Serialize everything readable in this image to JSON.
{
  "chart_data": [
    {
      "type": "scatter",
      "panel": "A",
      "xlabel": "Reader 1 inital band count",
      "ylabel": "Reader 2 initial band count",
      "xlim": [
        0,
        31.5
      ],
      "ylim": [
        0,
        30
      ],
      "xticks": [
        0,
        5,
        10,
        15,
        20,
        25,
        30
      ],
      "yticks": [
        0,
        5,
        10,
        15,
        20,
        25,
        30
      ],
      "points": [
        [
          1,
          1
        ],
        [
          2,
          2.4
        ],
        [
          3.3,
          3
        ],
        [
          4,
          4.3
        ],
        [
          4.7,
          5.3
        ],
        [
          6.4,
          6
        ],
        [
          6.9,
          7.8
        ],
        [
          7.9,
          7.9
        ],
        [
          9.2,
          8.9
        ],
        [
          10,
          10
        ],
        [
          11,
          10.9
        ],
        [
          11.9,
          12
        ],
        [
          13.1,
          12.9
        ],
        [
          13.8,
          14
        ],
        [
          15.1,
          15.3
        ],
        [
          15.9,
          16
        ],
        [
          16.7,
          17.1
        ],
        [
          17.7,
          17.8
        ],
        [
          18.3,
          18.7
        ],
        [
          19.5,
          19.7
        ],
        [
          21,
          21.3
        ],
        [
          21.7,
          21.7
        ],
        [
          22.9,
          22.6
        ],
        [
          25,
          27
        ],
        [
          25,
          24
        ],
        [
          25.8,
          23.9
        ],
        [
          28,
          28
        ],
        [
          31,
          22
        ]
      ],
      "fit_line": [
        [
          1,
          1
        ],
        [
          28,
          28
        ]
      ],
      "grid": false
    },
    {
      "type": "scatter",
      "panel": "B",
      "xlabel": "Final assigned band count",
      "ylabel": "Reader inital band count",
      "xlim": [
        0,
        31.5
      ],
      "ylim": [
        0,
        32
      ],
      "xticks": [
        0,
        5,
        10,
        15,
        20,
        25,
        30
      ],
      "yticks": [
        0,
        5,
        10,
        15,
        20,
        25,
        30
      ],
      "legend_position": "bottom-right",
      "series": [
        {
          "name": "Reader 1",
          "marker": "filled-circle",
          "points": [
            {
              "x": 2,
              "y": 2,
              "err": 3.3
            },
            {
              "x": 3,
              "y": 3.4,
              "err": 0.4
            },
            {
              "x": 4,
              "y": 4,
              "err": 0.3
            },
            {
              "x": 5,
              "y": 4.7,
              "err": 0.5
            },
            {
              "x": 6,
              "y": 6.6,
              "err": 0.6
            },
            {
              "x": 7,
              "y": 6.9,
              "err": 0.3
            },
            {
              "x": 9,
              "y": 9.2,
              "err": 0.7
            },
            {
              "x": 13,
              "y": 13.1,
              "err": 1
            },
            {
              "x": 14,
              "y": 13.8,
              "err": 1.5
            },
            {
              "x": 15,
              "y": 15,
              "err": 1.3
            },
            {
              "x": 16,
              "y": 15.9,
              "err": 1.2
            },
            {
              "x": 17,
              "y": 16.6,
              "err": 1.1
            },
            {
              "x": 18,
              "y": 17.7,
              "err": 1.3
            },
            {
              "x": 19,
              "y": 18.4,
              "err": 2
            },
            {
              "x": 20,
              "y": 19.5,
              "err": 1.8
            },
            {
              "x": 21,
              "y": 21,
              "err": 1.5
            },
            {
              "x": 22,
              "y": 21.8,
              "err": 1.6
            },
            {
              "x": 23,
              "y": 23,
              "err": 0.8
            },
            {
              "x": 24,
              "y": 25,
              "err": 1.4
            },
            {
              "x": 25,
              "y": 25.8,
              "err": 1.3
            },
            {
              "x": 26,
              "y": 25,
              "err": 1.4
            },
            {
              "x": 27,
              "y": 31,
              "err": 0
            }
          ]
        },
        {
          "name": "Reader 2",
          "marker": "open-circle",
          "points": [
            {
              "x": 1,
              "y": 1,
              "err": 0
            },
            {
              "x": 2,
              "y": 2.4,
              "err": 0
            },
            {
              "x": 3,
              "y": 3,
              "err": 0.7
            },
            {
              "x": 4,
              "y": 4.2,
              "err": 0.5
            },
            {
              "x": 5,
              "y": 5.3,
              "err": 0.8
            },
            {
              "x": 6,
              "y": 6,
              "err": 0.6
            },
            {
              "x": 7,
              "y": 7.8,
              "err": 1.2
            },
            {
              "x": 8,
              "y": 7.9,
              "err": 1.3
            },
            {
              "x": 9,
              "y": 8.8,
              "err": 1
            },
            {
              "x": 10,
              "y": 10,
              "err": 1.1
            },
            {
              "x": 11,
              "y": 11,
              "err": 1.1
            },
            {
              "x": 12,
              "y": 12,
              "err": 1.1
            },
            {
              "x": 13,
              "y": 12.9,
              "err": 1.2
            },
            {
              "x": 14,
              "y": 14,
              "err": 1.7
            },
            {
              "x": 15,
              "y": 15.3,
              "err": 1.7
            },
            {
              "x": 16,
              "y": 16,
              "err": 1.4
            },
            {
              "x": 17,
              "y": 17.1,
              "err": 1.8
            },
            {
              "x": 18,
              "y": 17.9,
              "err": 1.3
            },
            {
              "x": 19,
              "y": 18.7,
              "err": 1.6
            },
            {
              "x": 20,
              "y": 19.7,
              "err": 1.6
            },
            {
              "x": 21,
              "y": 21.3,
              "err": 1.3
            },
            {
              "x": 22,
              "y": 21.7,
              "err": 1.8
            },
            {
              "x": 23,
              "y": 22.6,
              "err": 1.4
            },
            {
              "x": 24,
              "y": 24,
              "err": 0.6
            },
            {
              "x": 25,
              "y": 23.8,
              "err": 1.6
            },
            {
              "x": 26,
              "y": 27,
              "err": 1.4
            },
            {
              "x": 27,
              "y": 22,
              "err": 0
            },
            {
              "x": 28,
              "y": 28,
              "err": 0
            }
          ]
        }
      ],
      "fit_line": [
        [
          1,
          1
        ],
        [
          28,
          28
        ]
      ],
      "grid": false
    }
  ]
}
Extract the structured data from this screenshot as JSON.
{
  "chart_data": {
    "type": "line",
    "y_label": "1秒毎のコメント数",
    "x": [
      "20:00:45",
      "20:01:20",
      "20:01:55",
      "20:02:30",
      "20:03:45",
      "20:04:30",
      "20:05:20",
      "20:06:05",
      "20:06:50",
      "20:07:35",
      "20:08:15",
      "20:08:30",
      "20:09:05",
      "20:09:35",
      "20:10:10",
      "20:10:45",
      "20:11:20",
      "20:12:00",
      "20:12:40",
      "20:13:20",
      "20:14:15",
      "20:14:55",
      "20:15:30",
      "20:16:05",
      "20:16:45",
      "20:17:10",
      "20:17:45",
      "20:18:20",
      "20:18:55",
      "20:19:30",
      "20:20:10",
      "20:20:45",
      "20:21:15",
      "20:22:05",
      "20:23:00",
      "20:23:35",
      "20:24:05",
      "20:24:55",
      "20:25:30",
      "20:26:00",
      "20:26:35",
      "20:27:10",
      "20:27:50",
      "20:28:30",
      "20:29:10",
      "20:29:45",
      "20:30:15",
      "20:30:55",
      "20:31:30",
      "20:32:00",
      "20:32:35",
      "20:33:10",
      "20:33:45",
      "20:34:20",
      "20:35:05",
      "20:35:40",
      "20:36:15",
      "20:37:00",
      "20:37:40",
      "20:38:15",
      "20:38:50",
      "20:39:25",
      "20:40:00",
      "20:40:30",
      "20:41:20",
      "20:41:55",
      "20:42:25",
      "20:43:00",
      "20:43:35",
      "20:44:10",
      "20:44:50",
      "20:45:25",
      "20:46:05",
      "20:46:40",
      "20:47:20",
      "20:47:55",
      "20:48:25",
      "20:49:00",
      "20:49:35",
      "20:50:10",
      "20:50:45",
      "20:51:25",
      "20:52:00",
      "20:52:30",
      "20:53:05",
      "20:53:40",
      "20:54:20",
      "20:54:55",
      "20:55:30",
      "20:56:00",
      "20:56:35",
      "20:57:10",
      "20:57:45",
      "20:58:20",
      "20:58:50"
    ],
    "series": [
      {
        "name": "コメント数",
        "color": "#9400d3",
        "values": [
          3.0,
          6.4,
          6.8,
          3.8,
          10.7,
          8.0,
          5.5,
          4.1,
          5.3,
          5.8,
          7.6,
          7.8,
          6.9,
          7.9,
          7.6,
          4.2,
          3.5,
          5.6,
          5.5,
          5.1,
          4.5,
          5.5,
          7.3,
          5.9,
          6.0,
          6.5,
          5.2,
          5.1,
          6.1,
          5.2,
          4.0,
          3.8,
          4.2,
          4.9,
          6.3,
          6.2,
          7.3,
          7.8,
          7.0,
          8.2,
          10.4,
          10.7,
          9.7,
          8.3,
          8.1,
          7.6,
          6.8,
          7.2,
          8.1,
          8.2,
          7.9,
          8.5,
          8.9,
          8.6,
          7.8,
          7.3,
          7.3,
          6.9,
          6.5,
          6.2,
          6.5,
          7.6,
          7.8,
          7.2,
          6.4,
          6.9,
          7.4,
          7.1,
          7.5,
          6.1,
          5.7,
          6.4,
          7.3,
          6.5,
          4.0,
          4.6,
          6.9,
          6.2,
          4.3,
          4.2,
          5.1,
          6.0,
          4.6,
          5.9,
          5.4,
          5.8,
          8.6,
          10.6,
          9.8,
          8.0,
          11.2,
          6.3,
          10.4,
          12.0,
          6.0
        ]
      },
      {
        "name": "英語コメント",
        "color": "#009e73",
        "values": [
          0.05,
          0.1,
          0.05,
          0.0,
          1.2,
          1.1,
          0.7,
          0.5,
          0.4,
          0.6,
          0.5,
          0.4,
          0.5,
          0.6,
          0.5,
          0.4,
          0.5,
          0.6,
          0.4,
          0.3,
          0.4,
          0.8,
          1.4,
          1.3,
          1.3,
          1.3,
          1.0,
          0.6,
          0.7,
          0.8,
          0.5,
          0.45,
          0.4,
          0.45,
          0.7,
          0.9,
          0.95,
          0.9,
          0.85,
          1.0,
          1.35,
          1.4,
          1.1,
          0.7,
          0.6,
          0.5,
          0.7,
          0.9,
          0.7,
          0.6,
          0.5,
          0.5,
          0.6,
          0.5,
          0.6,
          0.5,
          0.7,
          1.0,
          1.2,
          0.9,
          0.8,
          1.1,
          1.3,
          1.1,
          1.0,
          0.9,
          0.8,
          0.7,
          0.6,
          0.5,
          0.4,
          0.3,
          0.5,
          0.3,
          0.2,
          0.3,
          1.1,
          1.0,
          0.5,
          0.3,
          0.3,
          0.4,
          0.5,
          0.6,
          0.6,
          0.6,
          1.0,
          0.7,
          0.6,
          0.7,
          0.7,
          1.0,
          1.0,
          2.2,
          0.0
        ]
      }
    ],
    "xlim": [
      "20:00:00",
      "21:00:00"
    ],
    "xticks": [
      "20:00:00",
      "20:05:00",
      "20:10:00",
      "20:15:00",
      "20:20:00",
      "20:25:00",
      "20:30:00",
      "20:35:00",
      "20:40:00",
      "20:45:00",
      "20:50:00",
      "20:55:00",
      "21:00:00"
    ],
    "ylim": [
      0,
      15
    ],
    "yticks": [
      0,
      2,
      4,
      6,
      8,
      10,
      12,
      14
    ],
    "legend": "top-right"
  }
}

****

Tell how many lines of the material above hold "band", answering with a bare number.

4